→ SHORT TASK
Would you pull out every line of the material that contains the string "Untitled"?

→ EXTRACTED MATERIAL
= = =

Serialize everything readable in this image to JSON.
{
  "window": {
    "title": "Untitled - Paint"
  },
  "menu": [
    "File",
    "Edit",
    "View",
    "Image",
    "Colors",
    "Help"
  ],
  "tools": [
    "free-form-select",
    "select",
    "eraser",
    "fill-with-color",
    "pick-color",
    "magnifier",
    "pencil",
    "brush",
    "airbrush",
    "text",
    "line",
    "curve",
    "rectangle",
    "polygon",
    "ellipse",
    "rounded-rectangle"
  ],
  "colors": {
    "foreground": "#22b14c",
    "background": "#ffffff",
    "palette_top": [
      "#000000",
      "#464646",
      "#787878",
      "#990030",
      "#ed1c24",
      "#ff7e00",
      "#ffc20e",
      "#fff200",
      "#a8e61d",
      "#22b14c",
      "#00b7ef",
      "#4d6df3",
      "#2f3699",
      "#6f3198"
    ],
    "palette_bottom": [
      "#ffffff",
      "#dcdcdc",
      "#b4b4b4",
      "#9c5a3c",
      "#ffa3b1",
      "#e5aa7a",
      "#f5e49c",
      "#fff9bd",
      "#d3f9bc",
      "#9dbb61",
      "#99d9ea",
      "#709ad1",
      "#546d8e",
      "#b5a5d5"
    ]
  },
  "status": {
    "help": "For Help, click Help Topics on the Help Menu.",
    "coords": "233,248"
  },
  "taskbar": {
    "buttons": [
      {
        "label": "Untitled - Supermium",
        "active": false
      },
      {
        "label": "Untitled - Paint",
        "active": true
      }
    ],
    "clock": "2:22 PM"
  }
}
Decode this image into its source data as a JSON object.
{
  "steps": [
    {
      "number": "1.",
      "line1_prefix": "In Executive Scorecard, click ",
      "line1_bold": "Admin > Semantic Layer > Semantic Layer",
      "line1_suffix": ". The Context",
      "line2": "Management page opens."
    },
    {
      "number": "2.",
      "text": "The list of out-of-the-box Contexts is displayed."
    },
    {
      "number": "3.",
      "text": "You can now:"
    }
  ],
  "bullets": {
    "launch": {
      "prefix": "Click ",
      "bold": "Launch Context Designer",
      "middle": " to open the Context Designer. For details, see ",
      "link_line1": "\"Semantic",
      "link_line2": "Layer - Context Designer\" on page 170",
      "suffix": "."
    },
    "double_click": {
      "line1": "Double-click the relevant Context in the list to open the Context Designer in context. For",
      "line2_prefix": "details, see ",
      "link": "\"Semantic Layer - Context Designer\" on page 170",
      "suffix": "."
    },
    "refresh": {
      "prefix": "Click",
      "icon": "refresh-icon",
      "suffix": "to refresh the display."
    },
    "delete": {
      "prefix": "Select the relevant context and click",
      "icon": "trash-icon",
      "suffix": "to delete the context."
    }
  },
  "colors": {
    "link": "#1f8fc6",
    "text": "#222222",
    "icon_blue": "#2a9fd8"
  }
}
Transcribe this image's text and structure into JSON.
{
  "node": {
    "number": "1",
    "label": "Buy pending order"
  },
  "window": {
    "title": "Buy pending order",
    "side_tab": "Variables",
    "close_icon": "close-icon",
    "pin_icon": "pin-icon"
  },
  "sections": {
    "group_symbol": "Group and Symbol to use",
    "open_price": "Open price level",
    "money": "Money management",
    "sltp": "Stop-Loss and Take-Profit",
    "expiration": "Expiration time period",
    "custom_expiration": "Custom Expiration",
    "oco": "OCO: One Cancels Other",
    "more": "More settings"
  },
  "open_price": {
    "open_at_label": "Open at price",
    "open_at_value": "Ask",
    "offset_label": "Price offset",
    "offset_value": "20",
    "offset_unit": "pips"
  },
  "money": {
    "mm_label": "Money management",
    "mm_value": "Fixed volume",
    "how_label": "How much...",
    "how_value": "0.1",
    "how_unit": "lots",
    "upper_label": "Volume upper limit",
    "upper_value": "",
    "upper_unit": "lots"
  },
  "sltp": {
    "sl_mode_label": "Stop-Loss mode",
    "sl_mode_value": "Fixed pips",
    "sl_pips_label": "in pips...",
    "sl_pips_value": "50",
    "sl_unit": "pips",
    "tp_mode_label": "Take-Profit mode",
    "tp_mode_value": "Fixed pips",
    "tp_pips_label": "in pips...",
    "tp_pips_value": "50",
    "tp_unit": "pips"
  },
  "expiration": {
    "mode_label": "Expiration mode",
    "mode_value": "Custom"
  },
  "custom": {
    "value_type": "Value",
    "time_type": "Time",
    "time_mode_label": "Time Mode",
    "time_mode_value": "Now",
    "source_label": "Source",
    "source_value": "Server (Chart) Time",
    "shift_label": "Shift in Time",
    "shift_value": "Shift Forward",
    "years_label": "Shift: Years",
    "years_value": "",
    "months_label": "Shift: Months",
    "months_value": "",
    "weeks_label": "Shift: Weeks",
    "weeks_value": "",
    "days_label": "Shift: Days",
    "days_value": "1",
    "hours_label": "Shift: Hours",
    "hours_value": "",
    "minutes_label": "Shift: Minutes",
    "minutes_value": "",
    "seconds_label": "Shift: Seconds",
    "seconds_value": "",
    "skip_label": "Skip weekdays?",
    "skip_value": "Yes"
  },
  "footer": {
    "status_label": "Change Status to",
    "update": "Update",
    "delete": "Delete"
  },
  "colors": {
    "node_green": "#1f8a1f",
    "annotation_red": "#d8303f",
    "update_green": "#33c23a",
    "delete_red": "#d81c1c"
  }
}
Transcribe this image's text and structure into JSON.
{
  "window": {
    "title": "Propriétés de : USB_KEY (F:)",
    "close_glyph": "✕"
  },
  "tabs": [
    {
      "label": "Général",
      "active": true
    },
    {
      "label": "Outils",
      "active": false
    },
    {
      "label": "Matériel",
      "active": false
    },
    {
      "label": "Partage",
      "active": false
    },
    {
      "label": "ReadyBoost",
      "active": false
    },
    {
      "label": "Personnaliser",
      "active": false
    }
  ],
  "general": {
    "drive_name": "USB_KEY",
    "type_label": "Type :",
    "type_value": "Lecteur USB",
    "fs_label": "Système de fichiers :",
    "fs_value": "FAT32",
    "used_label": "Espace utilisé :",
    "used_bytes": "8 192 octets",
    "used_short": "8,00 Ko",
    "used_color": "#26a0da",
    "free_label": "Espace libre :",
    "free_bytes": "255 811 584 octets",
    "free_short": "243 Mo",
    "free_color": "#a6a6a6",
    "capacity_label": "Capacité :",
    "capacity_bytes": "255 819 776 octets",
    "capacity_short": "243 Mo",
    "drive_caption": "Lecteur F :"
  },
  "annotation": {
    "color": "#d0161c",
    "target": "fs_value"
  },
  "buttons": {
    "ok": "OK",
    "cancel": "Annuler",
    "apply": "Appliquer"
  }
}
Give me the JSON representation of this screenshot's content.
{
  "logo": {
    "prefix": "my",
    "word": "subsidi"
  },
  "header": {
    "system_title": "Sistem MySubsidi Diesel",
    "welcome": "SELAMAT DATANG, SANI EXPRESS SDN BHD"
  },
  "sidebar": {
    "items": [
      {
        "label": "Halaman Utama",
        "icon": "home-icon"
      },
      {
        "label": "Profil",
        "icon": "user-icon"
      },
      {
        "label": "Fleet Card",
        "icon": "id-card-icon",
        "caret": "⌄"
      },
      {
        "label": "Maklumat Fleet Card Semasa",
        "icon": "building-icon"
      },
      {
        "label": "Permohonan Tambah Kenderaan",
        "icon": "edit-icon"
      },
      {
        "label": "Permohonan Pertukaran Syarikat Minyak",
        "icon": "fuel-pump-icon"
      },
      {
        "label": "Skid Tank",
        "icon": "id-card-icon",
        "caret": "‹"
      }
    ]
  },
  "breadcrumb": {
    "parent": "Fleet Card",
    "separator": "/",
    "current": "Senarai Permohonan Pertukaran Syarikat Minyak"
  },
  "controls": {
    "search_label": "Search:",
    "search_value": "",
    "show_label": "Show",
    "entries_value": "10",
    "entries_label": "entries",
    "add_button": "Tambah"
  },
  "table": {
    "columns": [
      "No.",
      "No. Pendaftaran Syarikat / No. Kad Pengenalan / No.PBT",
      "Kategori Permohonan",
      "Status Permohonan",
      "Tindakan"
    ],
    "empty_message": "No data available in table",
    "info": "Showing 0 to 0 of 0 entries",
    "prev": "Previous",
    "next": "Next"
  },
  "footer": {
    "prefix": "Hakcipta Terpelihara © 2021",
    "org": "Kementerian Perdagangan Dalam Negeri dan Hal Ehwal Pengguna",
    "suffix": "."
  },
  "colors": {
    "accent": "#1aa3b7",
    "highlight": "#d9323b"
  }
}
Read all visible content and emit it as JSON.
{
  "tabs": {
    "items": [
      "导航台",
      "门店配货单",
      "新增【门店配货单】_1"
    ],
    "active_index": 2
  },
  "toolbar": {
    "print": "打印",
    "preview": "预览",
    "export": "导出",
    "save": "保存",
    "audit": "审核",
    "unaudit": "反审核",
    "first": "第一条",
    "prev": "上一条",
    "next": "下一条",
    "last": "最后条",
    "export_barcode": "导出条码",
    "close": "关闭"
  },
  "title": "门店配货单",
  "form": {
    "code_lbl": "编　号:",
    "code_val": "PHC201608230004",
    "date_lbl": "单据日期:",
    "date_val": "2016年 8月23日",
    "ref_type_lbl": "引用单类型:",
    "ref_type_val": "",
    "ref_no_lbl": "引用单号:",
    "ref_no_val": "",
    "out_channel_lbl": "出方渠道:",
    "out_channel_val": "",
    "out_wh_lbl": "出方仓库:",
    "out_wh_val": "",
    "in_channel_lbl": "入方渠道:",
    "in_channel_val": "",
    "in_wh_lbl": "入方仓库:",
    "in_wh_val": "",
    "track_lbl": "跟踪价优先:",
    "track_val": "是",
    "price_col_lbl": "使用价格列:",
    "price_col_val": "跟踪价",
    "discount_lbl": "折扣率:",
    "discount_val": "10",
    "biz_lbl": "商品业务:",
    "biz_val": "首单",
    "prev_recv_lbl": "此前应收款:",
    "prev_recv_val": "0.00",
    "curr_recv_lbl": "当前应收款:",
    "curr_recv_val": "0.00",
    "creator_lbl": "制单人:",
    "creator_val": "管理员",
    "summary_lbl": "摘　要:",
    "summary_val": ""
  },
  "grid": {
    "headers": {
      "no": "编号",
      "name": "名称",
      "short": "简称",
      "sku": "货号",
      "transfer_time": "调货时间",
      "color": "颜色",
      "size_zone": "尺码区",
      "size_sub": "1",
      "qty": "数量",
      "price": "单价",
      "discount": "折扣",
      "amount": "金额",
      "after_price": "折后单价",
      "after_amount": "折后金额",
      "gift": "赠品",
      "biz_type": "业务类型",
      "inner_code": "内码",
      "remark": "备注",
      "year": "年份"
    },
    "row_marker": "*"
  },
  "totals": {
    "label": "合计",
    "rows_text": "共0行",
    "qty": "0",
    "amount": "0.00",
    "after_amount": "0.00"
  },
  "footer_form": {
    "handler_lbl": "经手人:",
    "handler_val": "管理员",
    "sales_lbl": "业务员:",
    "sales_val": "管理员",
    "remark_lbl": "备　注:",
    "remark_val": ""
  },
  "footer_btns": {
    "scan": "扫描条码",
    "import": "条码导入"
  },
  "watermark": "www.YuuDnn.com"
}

= = =

→ RIGHT ANSWER
    "title": "Untitled - Paint"
        "label": "Untitled - Supermium",
        "label": "Untitled - Paint",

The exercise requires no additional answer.